### WHAT THE TASK REQUIRES
Which lines in the records below contain the word "most"? Gather each of them and copy it out whole, counting only matches in the same case.

### ENTRIES SHOWN
····················

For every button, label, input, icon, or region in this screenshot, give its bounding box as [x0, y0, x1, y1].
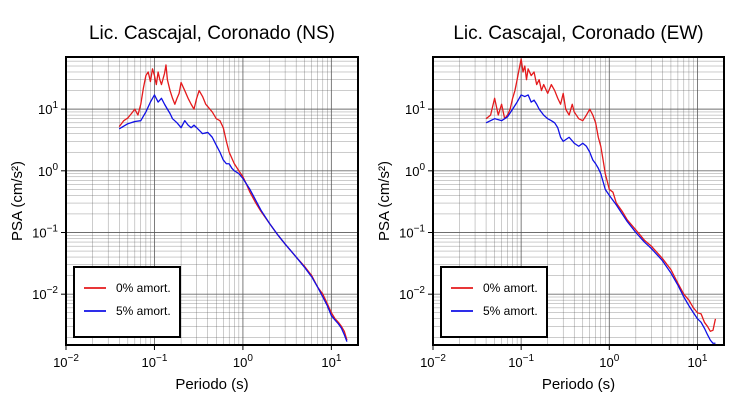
series-line-undamped [485, 58, 717, 332]
tick-base: 10 [321, 355, 335, 370]
tick-exponent: −2 [47, 285, 59, 296]
x-tick-label: 101 [687, 353, 707, 370]
tick-base: 10 [508, 355, 522, 370]
tick-base: 10 [233, 355, 247, 370]
plot-frame [432, 56, 725, 346]
legend-box [440, 266, 548, 338]
legend-label: 5% amort. [483, 304, 538, 318]
tick-exponent: −1 [47, 223, 59, 234]
series-line-damped [485, 94, 716, 344]
x-tick-label: 10−1 [508, 353, 534, 370]
tick-exponent: 1 [419, 100, 425, 111]
tick-base: 10 [32, 287, 46, 302]
tick-base: 10 [687, 355, 701, 370]
legend-label: 5% amort. [116, 304, 171, 318]
chart-panel: Lic. Cascajal, Coronado (EW)10−2 10−1 100 1… [376, 23, 725, 393]
tick-exponent: 1 [336, 353, 342, 364]
x-axis-label: Periodo (s) [175, 376, 248, 393]
legend-label: 0% amort. [116, 281, 171, 295]
y-tick-label: 101 [38, 100, 58, 117]
y-tick-label: 101 [405, 100, 425, 117]
x-axis-label: Periodo (s) [542, 376, 615, 393]
tick-base: 10 [399, 287, 413, 302]
legend: 0% amort. 5% amort. [73, 266, 181, 338]
tick-exponent: 1 [702, 353, 708, 364]
plot-frame [65, 56, 359, 346]
y-tick-label: 10−1 [32, 223, 58, 240]
tick-exponent: 0 [614, 353, 620, 364]
y-axis-label: PSA (cm/s²) [9, 161, 26, 241]
tick-exponent: −1 [414, 223, 426, 234]
tick-base: 10 [53, 355, 67, 370]
tick-base: 10 [405, 164, 419, 179]
y-tick-label: 10−2 [399, 285, 425, 302]
legend-box [73, 266, 181, 338]
tick-base: 10 [420, 355, 434, 370]
chart-panel: Lic. Cascajal, Coronado (NS)10−2 10−1 100 1… [9, 23, 359, 393]
x-tick-label: 10−1 [142, 353, 168, 370]
chart-title: Lic. Cascajal, Coronado (NS) [89, 23, 335, 44]
series-line-damped [118, 94, 348, 342]
tick-exponent: 1 [52, 100, 58, 111]
tick-base: 10 [405, 102, 419, 117]
tick-exponent: 0 [52, 162, 58, 173]
x-tick-label: 10−2 [420, 353, 446, 370]
tick-base: 10 [32, 225, 46, 240]
legend: 0% amort. 5% amort. [440, 266, 548, 338]
chart-title: Lic. Cascajal, Coronado (EW) [453, 23, 703, 44]
tick-base: 10 [38, 164, 52, 179]
tick-exponent: −2 [68, 353, 80, 364]
x-tick-label: 101 [321, 353, 341, 370]
x-tick-label: 100 [233, 353, 253, 370]
tick-exponent: −1 [523, 353, 535, 364]
tick-exponent: −1 [156, 353, 168, 364]
tick-base: 10 [38, 102, 52, 117]
tick-exponent: −2 [414, 285, 426, 296]
y-tick-label: 100 [405, 162, 425, 179]
x-tick-label: 100 [599, 353, 619, 370]
tick-exponent: 0 [419, 162, 425, 173]
y-tick-label: 100 [38, 162, 58, 179]
tick-base: 10 [142, 355, 156, 370]
x-tick-label: 10−2 [53, 353, 79, 370]
y-tick-label: 10−2 [32, 285, 58, 302]
legend-label: 0% amort. [483, 281, 538, 295]
tick-base: 10 [599, 355, 613, 370]
y-tick-label: 10−1 [399, 223, 425, 240]
tick-base: 10 [399, 225, 413, 240]
tick-exponent: 0 [247, 353, 253, 364]
y-axis-label: PSA (cm/s²) [376, 161, 393, 241]
tick-exponent: −2 [435, 353, 447, 364]
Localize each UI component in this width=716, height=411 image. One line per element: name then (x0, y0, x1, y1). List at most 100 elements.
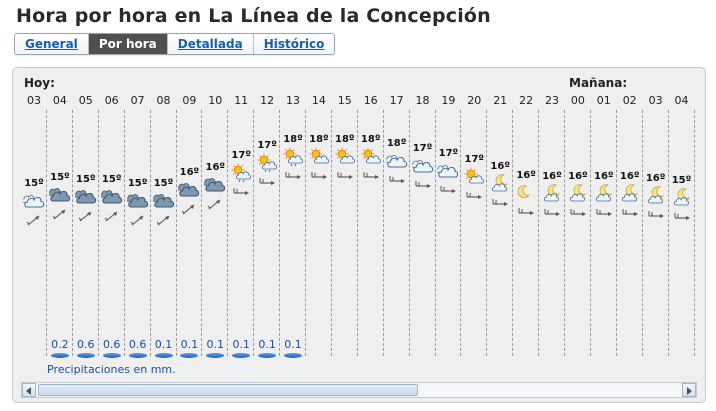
temperature-label: 16º (542, 171, 562, 182)
precipitation-label: Precipitaciones en mm. (47, 363, 176, 376)
column-divider (512, 110, 514, 356)
dark-clouds-icon (125, 191, 149, 209)
temperature-label: 16º (594, 171, 614, 182)
wind-east-icon (465, 187, 483, 199)
temperature-label: 16º (568, 171, 588, 182)
hour-label: 11 (234, 94, 249, 107)
wind-east-icon (336, 167, 354, 179)
hour-column: 01 16º (591, 94, 617, 356)
precipitation-cell: 0.1 (202, 338, 228, 368)
sun-cloud-rain-icon (282, 147, 304, 167)
precipitation-cell: 0.6 (73, 338, 99, 368)
precipitation-cell: 0.1 (228, 338, 254, 368)
hour-column: 18 17º (410, 94, 436, 356)
moon-cloud-icon (541, 184, 563, 202)
hour-label: 09 (182, 94, 197, 107)
rain-drop-icon (284, 353, 302, 358)
temperature-label: 16º (645, 173, 666, 184)
wind-east-icon (543, 204, 561, 216)
hour-column: 06 15º 0.6 (99, 94, 125, 358)
wind-east-icon (647, 206, 665, 218)
hour-column: 14 18º (306, 94, 332, 356)
tab-historico[interactable]: Histórico (253, 34, 335, 54)
wind-east-icon (621, 204, 639, 216)
wind-northeast-icon (155, 211, 173, 226)
temperature-label: 15º (101, 174, 122, 185)
dark-clouds-icon (99, 187, 123, 205)
hour-label: 03 (648, 94, 663, 107)
scroll-left-button[interactable] (22, 383, 36, 397)
wind-east-icon (569, 204, 587, 216)
column-divider (356, 110, 358, 356)
temperature-label: 15º (671, 175, 692, 186)
temperature-label: 17º (464, 154, 485, 165)
moon-cloud-icon (567, 184, 589, 202)
rain-drop-icon (128, 353, 147, 358)
hour-column: 11 17º 0.1 (228, 94, 255, 358)
rain-drop-icon (76, 353, 95, 358)
column-divider (123, 110, 125, 356)
tab-por-hora[interactable]: Por hora (88, 34, 168, 54)
horizontal-scrollbar[interactable] (21, 382, 697, 398)
scroll-right-button[interactable] (682, 383, 696, 397)
column-divider (641, 110, 643, 356)
tab-bar: General Por hora Detallada Histórico (14, 33, 336, 55)
precipitation-cell: 0.1 (280, 338, 306, 368)
temperature-label: 16º (516, 170, 536, 181)
hour-column: 10 16º 0.1 (202, 94, 229, 358)
rain-drop-icon (180, 353, 199, 358)
cloudy-icon (21, 191, 45, 209)
tab-detallada[interactable]: Detallada (167, 34, 254, 54)
temperature-label: 15º (24, 178, 44, 189)
dark-clouds-icon (177, 180, 200, 198)
hour-label: 08 (156, 94, 171, 107)
temperature-label: 18º (386, 138, 407, 149)
hour-column: 08 15º 0.1 (151, 94, 177, 358)
column-divider (71, 110, 73, 356)
column-divider (330, 110, 332, 356)
wind-northeast-icon (206, 195, 224, 210)
precipitation-value: 0.1 (180, 338, 199, 351)
temperature-label: 17º (231, 150, 251, 161)
temperature-label: 17º (257, 140, 277, 151)
rain-drop-icon (102, 353, 121, 358)
column-divider (175, 110, 177, 356)
column-divider (667, 110, 669, 356)
rain-drop-icon (258, 353, 277, 358)
column-divider (460, 110, 462, 356)
hour-column: 23 16º (539, 94, 565, 356)
moon-cloud-icon (619, 184, 641, 202)
hour-label: 15 (337, 94, 352, 107)
wind-east-icon (439, 181, 457, 193)
dark-clouds-icon (73, 187, 97, 205)
scrollbar-thumb[interactable] (38, 384, 418, 396)
moon-cloud-icon (489, 174, 511, 192)
wind-east-icon (673, 208, 691, 220)
hour-label: 16 (363, 94, 378, 107)
dark-clouds-icon (151, 191, 175, 209)
sun-cloud-icon (308, 147, 330, 165)
hour-label: 05 (78, 94, 93, 107)
precipitation-value: 0.1 (232, 338, 250, 351)
hour-label: 13 (286, 94, 300, 107)
temperature-label: 17º (438, 148, 459, 159)
hour-label: 06 (104, 94, 119, 107)
column-divider (693, 110, 695, 356)
tab-general[interactable]: General (15, 34, 89, 54)
column-divider (253, 110, 255, 356)
rain-drop-icon (232, 353, 251, 358)
column-divider (149, 110, 151, 356)
wind-east-icon (517, 203, 535, 215)
temperature-label: 15º (50, 172, 70, 183)
hour-label: 04 (52, 94, 67, 107)
temperature-label: 18º (309, 134, 329, 145)
hour-column: 05 15º 0.6 (73, 94, 99, 358)
precipitation-value: 0.6 (77, 338, 95, 351)
moon-icon (515, 183, 537, 201)
wind-east-icon (362, 167, 380, 179)
column-divider (305, 110, 306, 356)
temperature-label: 16º (205, 162, 226, 173)
chevron-right-icon (687, 387, 692, 395)
precipitation-value: 0.6 (102, 338, 121, 351)
chevron-left-icon (26, 387, 31, 395)
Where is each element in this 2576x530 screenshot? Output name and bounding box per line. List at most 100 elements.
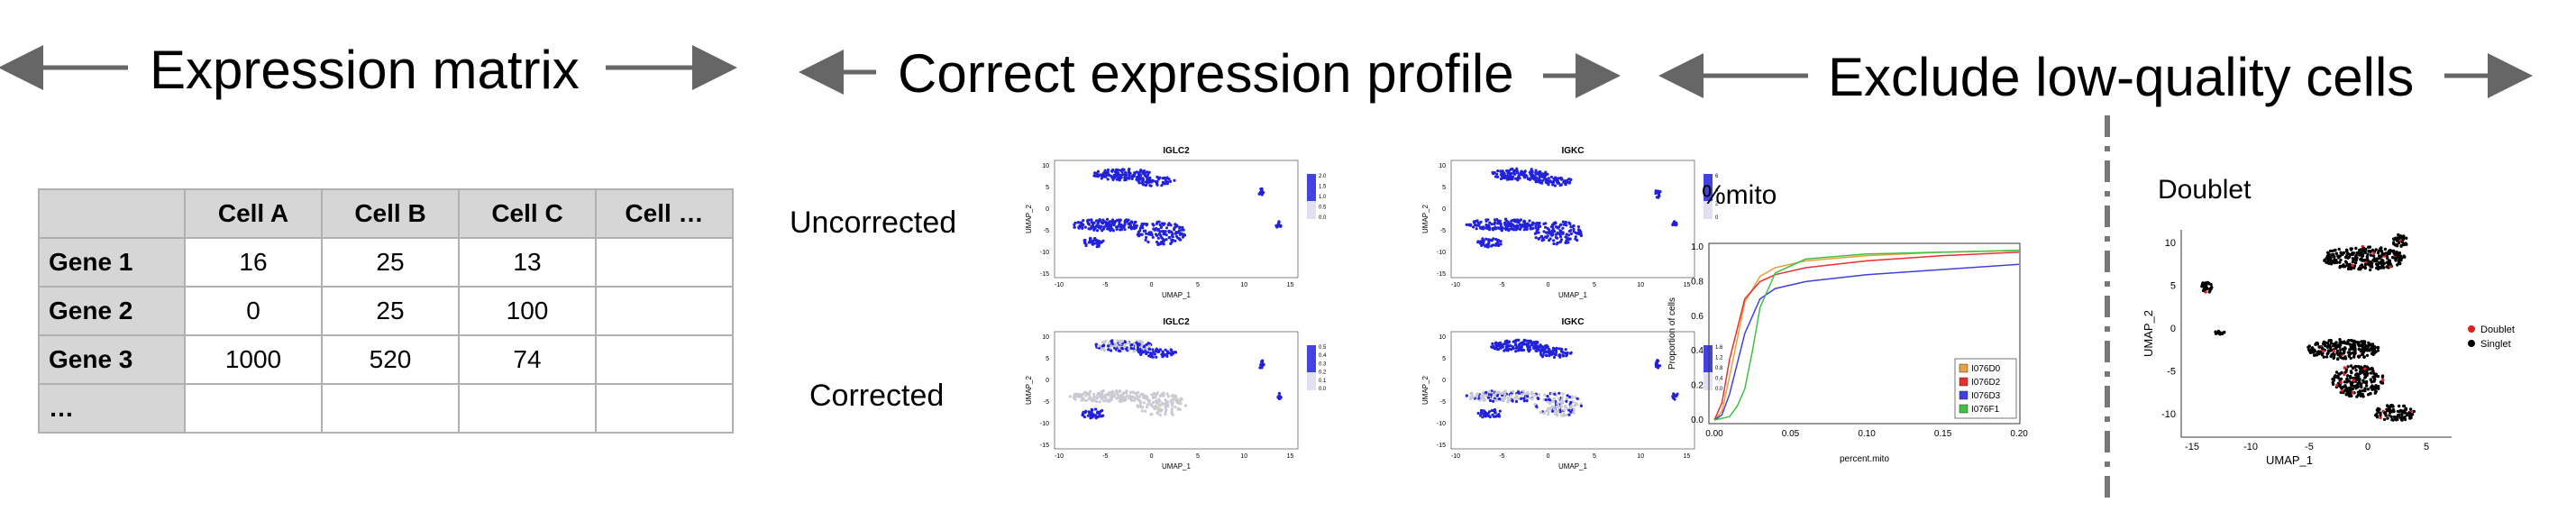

····················

### EXERCISE RESULT
Localize each UI component in this width=716, height=411 image. One line per element: name then (x0, y0, x1, y1). List at most 100 elements.
Where is each element in this 2576x530 screenshot? Output name and bounding box per line. List at most 100 elements.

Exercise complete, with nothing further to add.